Aim
Using the data below, copy each line that includes the word "presets".

Stored data entries:
################
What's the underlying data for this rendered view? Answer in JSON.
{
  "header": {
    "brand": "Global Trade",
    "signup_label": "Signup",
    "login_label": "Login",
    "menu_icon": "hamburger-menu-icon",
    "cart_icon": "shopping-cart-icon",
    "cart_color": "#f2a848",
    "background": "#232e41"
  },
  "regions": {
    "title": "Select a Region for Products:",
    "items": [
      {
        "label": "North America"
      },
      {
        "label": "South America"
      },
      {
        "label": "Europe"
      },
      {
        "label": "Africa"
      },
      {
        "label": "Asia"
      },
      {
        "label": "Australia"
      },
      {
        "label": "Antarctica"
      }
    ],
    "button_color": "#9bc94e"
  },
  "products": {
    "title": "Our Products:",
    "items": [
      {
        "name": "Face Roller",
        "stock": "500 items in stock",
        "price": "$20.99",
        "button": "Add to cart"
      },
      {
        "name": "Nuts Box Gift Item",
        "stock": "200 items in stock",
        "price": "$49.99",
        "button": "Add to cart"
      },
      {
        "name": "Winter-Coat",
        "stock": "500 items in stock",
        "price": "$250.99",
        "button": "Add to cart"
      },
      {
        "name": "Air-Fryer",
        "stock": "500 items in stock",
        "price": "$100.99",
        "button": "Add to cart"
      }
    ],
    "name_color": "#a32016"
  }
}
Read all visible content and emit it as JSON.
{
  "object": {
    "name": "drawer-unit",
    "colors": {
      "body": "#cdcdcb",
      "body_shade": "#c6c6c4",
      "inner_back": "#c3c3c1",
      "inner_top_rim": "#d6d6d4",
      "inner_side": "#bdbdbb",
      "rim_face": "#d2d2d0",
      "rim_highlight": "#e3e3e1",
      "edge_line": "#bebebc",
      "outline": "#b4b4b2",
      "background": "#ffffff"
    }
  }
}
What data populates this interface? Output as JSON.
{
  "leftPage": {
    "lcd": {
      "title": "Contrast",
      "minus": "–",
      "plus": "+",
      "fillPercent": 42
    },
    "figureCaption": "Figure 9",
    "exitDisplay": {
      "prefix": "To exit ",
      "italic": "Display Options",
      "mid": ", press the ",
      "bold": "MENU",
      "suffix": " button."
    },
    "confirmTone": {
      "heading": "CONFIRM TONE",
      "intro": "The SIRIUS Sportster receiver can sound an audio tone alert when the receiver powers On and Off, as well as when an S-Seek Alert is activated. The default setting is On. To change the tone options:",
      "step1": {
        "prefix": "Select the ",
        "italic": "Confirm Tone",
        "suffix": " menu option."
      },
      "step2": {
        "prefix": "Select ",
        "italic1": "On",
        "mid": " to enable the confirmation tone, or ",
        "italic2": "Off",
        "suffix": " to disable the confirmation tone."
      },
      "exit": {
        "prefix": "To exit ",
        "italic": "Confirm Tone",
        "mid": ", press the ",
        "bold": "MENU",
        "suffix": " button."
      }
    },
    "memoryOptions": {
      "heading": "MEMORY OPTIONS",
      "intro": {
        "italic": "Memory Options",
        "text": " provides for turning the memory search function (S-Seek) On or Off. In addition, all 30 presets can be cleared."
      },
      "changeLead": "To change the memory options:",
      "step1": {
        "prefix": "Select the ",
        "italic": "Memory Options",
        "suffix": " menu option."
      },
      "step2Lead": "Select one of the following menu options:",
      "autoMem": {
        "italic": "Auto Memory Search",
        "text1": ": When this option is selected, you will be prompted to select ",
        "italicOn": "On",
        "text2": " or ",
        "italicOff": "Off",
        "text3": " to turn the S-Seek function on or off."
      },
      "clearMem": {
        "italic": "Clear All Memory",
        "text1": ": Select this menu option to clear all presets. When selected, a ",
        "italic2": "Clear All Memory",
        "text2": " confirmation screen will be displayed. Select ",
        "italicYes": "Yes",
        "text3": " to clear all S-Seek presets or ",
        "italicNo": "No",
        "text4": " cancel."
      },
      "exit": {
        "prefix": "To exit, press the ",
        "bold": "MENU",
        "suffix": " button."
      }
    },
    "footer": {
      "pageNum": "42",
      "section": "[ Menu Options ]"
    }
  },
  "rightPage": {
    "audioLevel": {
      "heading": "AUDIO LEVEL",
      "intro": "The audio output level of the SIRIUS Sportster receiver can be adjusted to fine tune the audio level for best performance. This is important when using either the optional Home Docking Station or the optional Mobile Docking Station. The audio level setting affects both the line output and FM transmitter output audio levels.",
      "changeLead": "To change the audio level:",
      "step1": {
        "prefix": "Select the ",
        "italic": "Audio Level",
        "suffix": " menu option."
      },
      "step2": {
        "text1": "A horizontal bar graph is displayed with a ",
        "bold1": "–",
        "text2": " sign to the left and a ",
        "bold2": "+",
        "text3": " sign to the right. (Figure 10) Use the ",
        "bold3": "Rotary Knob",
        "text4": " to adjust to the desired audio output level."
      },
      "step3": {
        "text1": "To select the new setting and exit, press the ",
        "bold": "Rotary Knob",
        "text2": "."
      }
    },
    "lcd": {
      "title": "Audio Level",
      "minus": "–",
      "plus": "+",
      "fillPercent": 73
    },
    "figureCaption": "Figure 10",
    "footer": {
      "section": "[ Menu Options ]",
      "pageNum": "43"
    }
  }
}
################
Task output
        "text": " provides for turning the memory search function (S-Seek) On or Off. In addition, all 30 presets can be cleared."
        "text1": ": Select this menu option to clear all presets. When selected, a ",
        "text3": " to clear all S-Seek presets or ",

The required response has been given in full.